**Problem to solve**
Show all lines from the data that include the word "pexels".

(Records from a data collection)
......

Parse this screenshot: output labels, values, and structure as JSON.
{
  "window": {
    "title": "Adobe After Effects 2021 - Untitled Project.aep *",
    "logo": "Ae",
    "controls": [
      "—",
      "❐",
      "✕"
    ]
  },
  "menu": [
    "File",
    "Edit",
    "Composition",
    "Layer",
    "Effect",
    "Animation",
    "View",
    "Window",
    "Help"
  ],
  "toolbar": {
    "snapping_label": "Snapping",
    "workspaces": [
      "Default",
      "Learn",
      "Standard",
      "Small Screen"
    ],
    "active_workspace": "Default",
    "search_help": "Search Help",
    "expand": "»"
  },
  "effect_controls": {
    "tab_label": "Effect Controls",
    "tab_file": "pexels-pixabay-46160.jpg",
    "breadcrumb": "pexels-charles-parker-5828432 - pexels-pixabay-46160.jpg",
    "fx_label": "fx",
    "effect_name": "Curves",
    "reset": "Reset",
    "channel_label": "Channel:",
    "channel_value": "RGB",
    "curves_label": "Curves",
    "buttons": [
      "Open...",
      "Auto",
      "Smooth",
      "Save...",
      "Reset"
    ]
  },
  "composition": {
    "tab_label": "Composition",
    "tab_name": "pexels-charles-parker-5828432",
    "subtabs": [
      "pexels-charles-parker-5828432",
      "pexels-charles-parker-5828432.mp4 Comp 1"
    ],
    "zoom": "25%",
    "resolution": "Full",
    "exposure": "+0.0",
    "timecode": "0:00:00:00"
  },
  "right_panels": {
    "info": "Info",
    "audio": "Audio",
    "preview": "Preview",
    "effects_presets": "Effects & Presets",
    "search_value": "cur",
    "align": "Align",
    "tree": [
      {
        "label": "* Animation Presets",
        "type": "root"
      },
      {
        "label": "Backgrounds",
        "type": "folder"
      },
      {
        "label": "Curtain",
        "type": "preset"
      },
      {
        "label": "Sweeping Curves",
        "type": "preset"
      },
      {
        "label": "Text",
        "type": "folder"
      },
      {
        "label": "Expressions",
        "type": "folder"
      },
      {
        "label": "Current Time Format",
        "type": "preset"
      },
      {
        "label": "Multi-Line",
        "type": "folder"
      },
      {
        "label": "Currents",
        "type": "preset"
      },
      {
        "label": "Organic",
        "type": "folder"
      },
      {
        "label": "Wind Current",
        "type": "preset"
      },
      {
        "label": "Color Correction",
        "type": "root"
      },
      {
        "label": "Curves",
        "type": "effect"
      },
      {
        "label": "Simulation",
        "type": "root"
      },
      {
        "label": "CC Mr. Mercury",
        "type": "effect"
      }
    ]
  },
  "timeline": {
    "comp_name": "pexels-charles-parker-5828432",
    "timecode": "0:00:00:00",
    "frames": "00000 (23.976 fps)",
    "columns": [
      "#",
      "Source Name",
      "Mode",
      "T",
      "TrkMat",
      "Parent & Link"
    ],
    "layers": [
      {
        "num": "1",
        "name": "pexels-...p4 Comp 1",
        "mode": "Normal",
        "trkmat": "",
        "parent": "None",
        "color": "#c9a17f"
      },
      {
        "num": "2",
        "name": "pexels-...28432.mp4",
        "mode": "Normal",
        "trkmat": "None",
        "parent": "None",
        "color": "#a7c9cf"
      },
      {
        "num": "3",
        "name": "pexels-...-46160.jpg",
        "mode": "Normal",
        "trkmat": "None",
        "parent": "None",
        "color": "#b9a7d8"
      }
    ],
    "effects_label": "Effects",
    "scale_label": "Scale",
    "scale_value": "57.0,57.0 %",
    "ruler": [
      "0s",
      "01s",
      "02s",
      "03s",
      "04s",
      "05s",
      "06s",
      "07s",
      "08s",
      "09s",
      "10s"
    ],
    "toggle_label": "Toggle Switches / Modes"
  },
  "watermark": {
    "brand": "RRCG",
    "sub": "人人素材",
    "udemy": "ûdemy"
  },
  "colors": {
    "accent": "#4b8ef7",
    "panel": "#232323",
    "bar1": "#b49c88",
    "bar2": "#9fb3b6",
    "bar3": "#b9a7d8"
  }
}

......

**Exercise output**
    "tab_file": "pexels-pixabay-46160.jpg",
    "breadcrumb": "pexels-charles-parker-5828432 - pexels-pixabay-46160.jpg",
    "tab_name": "pexels-charles-parker-5828432",
      "pexels-charles-parker-5828432",
      "pexels-charles-parker-5828432.mp4 Comp 1"
    "comp_name": "pexels-charles-parker-5828432",
        "name": "pexels-...p4 Comp 1",
        "name": "pexels-...28432.mp4",
        "name": "pexels-...-46160.jpg",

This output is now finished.